Select the lines that contain "которымъ" and copy each of them.

## start DATA FOR THE TASK

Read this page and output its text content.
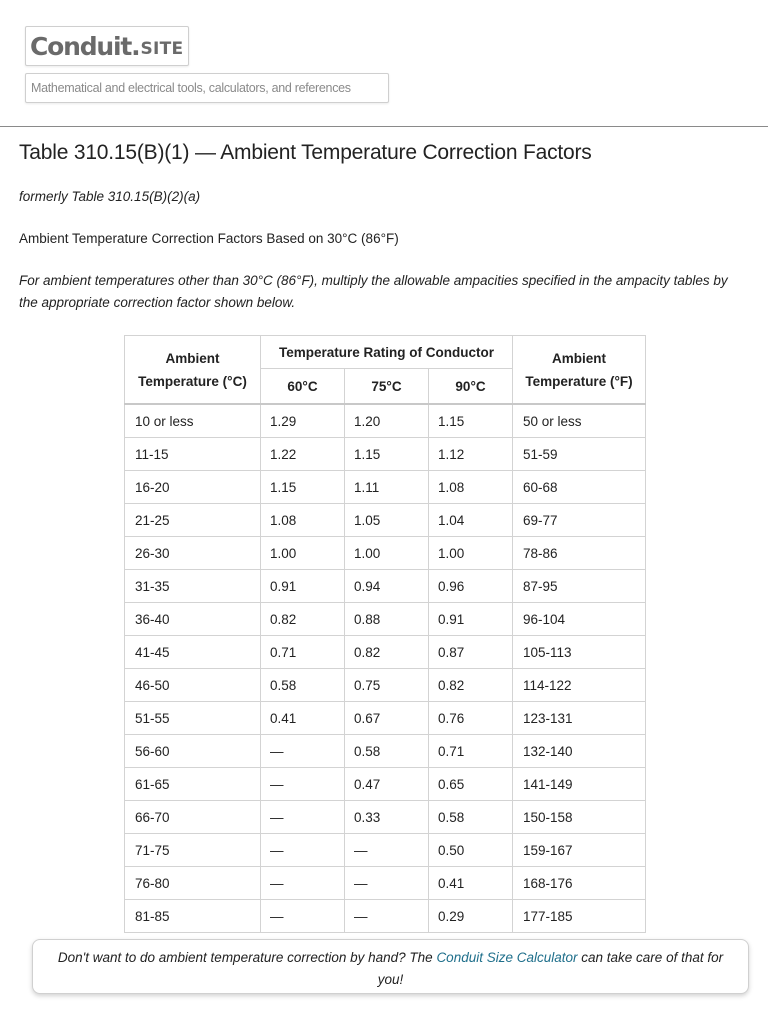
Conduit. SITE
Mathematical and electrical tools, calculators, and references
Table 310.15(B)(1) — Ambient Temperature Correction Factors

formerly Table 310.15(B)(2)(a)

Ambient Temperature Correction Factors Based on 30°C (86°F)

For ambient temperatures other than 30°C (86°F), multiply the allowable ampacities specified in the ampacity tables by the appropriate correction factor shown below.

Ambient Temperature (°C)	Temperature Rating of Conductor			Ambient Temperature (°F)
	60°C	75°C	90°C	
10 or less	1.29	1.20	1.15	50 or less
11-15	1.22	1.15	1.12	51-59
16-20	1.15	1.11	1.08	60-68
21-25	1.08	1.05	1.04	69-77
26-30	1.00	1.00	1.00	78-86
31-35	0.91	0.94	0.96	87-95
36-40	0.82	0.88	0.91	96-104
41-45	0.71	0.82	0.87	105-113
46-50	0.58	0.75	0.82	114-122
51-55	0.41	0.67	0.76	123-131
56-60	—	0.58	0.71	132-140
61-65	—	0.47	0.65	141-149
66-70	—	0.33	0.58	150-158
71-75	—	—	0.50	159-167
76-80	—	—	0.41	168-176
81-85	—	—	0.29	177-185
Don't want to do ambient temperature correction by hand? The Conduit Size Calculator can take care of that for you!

## end DATA FOR THE TASK
## start DATA FOR THE TASK

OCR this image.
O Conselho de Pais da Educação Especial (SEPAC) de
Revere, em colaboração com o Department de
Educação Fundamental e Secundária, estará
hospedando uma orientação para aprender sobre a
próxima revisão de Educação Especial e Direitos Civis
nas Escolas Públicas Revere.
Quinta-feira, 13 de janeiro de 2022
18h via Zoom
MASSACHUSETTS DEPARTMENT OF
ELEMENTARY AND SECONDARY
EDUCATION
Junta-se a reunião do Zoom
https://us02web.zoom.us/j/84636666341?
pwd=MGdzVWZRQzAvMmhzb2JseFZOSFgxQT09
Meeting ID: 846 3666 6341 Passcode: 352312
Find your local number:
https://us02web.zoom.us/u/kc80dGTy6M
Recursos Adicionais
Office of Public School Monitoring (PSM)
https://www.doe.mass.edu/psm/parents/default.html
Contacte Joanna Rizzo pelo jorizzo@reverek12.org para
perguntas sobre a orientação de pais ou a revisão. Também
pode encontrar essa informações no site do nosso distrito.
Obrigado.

## end DATA FOR THE TASK
## start DATA FOR THE TASK

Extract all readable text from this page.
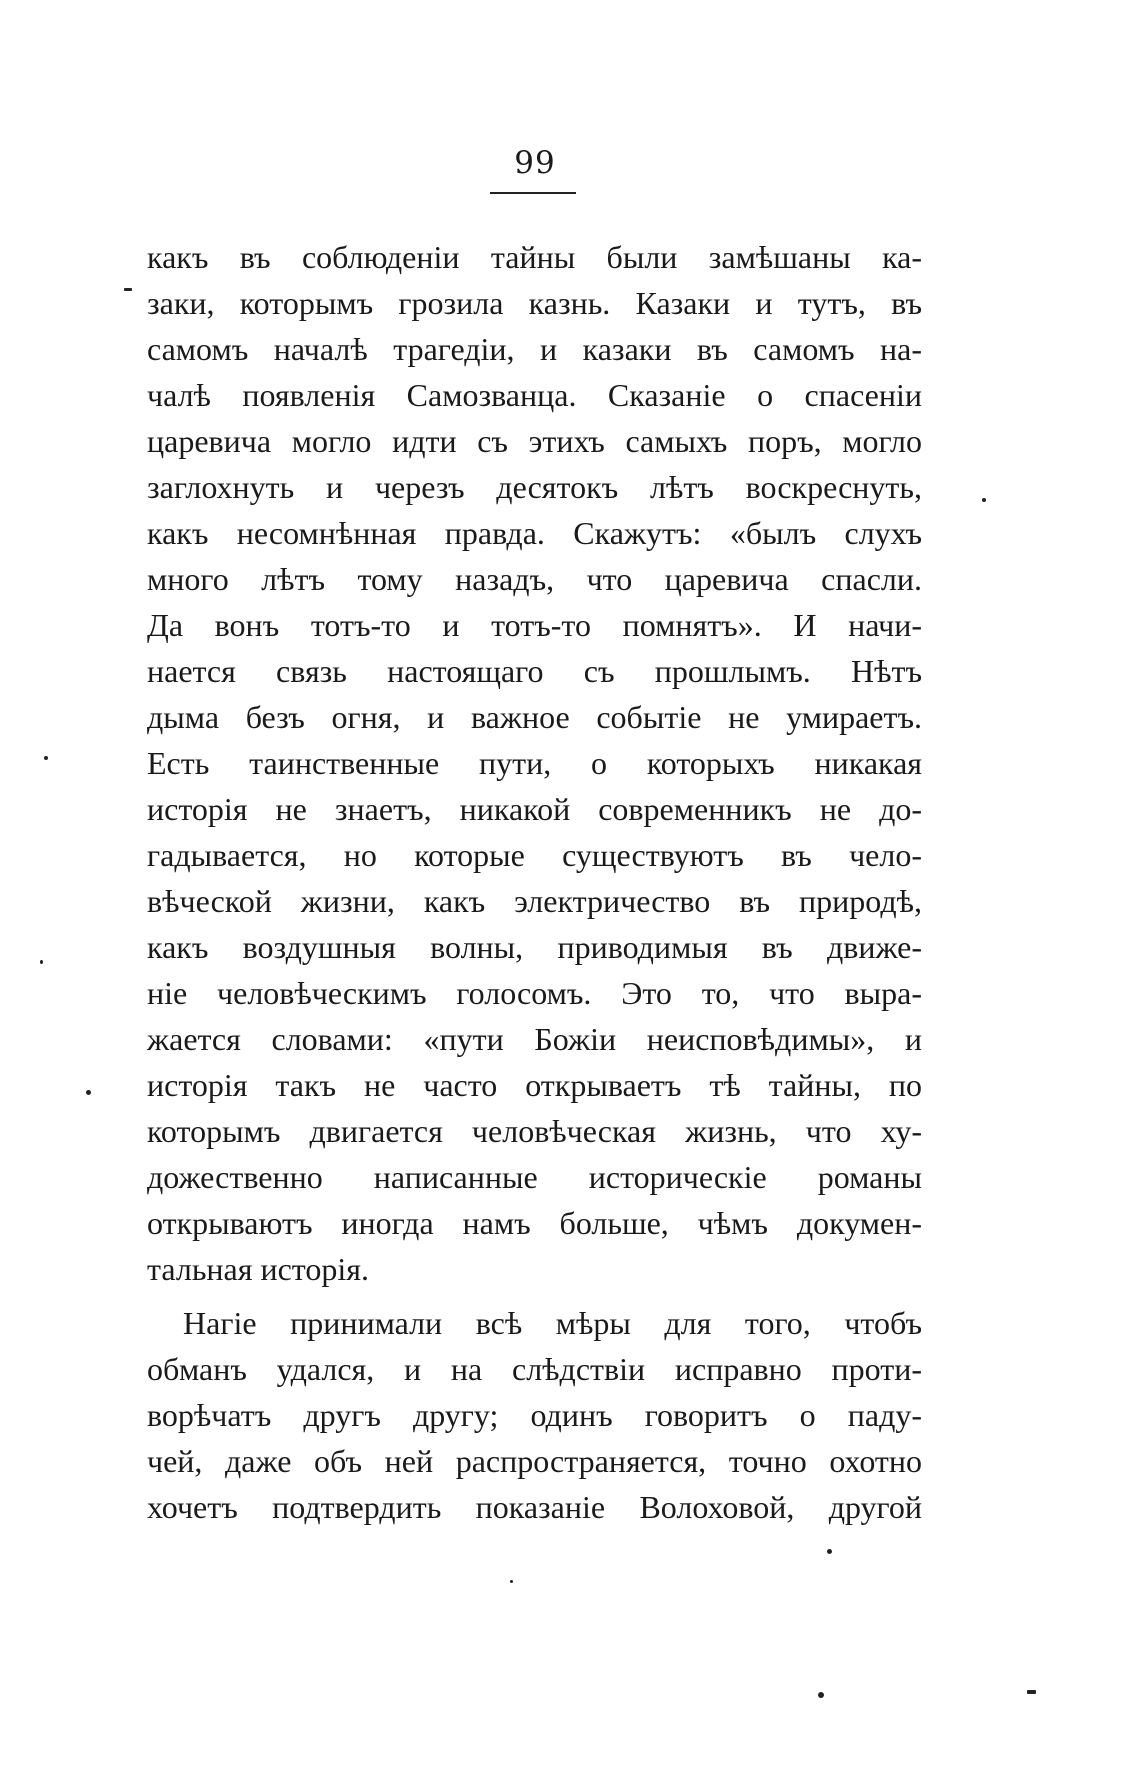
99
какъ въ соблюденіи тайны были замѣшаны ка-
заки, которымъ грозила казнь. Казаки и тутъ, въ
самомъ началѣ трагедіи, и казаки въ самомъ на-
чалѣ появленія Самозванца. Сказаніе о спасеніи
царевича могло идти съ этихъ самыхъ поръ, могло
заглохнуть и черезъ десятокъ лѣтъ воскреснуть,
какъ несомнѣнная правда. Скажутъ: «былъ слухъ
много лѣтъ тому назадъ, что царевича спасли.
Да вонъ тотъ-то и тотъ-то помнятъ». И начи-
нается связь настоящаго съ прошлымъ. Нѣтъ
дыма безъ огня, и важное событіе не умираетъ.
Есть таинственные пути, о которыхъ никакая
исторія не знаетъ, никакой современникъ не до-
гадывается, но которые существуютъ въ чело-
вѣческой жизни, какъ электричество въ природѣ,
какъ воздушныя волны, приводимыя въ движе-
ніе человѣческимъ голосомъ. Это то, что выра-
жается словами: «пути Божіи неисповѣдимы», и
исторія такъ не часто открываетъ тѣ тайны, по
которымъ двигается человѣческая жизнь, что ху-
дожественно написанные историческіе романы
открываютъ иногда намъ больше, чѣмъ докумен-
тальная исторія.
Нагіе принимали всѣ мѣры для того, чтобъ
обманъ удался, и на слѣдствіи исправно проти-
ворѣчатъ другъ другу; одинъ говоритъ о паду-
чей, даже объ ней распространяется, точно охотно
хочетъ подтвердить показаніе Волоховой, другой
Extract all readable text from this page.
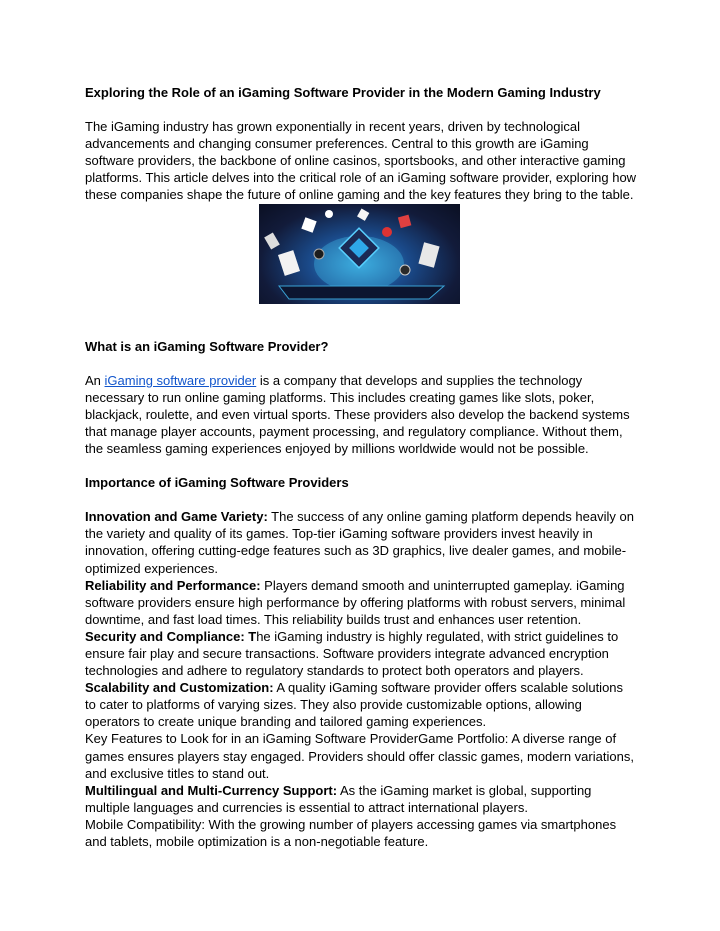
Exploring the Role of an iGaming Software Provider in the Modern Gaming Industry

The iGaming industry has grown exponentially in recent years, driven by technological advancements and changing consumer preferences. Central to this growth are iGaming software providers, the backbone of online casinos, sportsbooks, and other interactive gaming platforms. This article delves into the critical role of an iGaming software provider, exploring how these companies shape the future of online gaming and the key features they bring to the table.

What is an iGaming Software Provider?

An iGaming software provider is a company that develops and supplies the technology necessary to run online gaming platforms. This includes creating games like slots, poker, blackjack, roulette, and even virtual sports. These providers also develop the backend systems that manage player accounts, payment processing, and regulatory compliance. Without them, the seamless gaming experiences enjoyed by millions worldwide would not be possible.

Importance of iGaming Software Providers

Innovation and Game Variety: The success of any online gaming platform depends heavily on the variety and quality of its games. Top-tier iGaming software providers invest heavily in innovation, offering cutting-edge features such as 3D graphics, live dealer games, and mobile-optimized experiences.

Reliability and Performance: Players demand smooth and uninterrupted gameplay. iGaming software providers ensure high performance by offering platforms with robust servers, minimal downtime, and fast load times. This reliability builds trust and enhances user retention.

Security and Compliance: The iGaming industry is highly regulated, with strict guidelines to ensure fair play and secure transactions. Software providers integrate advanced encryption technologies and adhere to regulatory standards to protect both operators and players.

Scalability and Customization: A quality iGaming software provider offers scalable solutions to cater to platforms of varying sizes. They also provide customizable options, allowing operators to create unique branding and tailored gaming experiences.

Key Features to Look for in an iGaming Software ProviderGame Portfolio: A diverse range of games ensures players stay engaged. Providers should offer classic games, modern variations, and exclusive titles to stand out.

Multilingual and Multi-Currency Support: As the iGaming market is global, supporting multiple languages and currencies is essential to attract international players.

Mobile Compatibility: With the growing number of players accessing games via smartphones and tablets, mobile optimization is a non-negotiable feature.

## end DATA FOR THE TASK

● WRITTEN SOLUTION:
заки, которымъ грозила казнь. Казаки и тутъ, въ
которымъ двигается человѣческая жизнь, что ху-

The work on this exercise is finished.